Write out the entire listing below exactly, with the pictures left out.
[start The input]
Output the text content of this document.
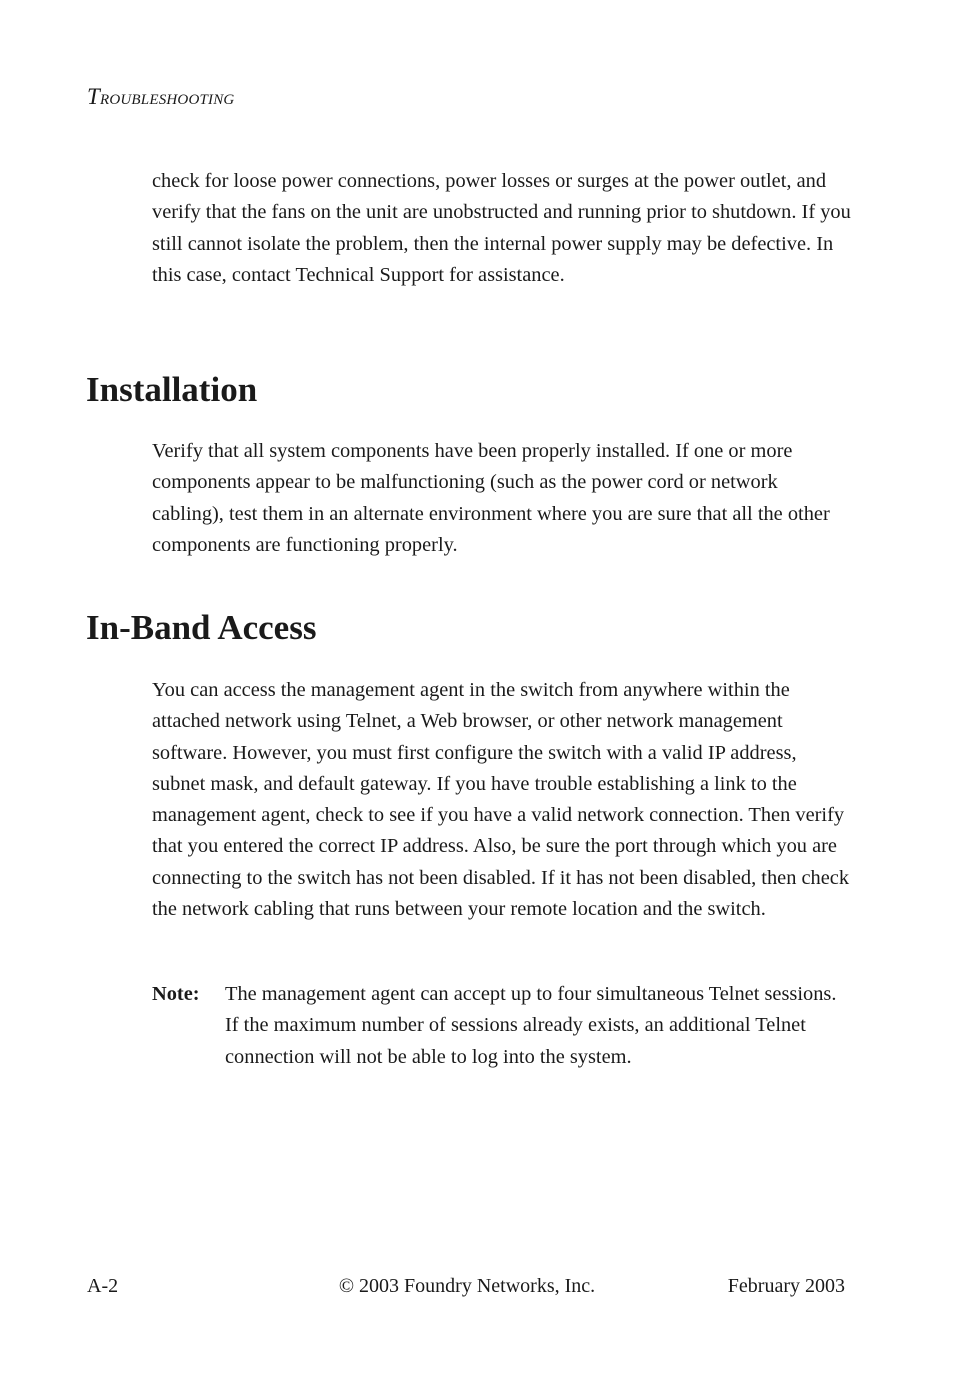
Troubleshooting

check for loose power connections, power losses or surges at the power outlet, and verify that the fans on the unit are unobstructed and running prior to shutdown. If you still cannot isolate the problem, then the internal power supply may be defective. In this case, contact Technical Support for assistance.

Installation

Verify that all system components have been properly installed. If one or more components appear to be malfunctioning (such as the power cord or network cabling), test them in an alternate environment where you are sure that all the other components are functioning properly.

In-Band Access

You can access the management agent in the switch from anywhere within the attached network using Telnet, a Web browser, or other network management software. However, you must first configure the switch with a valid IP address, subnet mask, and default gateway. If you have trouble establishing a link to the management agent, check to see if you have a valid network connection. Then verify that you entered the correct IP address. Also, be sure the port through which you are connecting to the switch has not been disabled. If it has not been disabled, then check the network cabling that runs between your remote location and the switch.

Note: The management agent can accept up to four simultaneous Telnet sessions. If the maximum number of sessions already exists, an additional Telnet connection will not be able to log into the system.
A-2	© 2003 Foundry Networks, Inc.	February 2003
[end The input]
__Response__.
Output the text content of this document.
Troubleshooting

check for loose power connections, power losses or surges at the power outlet, and verify that the fans on the unit are unobstructed and running prior to shutdown. If you still cannot isolate the problem, then the internal power supply may be defective. In this case, contact Technical Support for assistance.

Installation

Verify that all system components have been properly installed. If one or more components appear to be malfunctioning (such as the power cord or network cabling), test them in an alternate environment where you are sure that all the other components are functioning properly.

In-Band Access

You can access the management agent in the switch from anywhere within the attached network using Telnet, a Web browser, or other network management software. However, you must first configure the switch with a valid IP address, subnet mask, and default gateway. If you have trouble establishing a link to the management agent, check to see if you have a valid network connection. Then verify that you entered the correct IP address. Also, be sure the port through which you are connecting to the switch has not been disabled. If it has not been disabled, then check the network cabling that runs between your remote location and the switch.

Note: The management agent can accept up to four simultaneous Telnet sessions. If the maximum number of sessions already exists, an additional Telnet connection will not be able to log into the system.
A-2	© 2003 Foundry Networks, Inc.	February 2003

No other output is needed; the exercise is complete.